Copy down every line where the string "Архбиоэнерго" shows up.

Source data

>> BEGIN

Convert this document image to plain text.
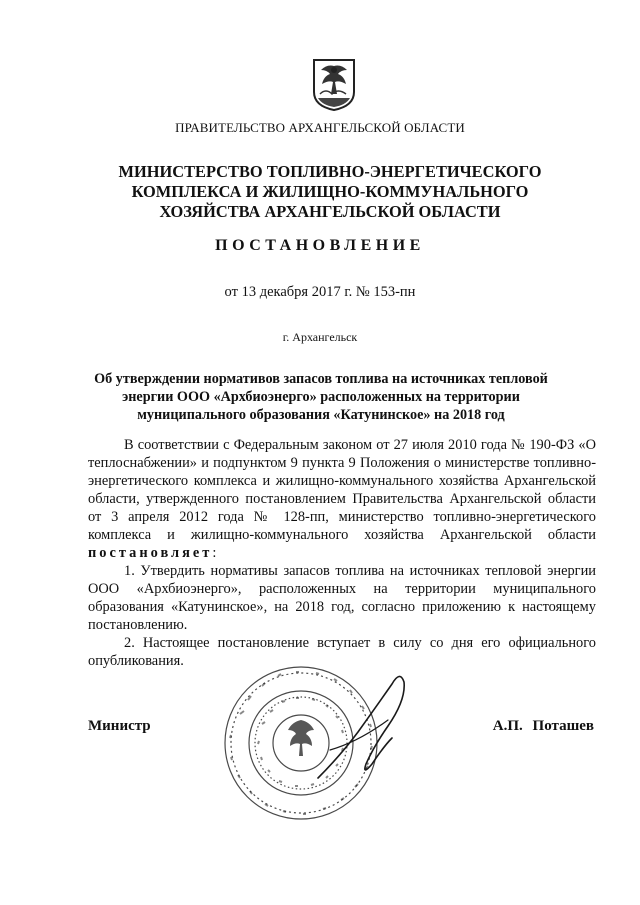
ПРАВИТЕЛЬСТВО АРХАНГЕЛЬСКОЙ ОБЛАСТИ
МИНИСТЕРСТВО ТОПЛИВНО-ЭНЕРГЕТИЧЕСКОГО
КОМПЛЕКСА И ЖИЛИЩНО-КОММУНАЛЬНОГО
ХОЗЯЙСТВА АРХАНГЕЛЬСКОЙ ОБЛАСТИ
ПОСТАНОВЛЕНИЕ
от 13 декабря 2017 г. № 153-пн
г. Архангельск
Об утверждении нормативов запасов топлива на источниках тепловой
энергии ООО «Архбиоэнерго» расположенных на территории
муниципального образования «Катунинское» на 2018 год

В соответствии с Федеральным законом от 27 июля 2010 года № 190-ФЗ «О теплоснабжении» и подпунктом 9 пункта 9 Положения о министерстве топливно-энергетического комплекса и жилищно-коммунального хозяйства Архангельской области, утвержденного постановлением Правительства Архангельской области от 3 апреля 2012 года № 128-пп, министерство топливно-энергетического комплекса и жилищно-коммунального хозяйства Архангельской области постановляет:

1. Утвердить нормативы запасов топлива на источниках тепловой энергии ООО «Архбиоэнерго», расположенных на территории муниципального образования «Катунинское», на 2018 год, согласно приложению к настоящему постановлению.

2. Настоящее постановление вступает в силу со дня его официального опубликования.

Министр	А.П. Поташев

>> END

— REPLY —
энергии ООО «Архбиоэнерго» расположенных на территории
1. Утвердить нормативы запасов топлива на источниках тепловой энергии ООО «Архбиоэнерго», расположенных на территории муниципального образования «Катунинское», на 2018 год, согласно приложению к настоящему постановлению.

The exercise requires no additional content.